● INPUT FOR THIS TASK:
▼

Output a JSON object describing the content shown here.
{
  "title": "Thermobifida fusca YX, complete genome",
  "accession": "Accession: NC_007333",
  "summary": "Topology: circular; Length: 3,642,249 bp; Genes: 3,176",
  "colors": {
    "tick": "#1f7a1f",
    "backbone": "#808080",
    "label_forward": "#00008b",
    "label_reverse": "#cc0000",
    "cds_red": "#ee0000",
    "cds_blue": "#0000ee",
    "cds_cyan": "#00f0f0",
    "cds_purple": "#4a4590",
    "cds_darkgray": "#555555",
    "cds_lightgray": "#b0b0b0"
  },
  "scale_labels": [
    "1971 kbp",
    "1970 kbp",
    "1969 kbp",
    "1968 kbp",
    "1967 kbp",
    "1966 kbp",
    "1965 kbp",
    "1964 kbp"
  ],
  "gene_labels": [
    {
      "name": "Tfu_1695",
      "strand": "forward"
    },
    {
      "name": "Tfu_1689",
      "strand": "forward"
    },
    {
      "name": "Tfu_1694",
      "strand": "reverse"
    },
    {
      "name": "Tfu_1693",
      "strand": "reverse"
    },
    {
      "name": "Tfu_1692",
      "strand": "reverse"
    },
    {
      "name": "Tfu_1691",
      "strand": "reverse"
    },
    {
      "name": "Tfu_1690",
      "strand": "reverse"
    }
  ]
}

▲

● REQUIRED WORK:
If a line in the records above has the word "name", copy it out.

● EXERCISE RESULT:
      "name": "Tfu_1695",
      "name": "Tfu_1689",
      "name": "Tfu_1694",
      "name": "Tfu_1693",
      "name": "Tfu_1692",
      "name": "Tfu_1691",
      "name": "Tfu_1690",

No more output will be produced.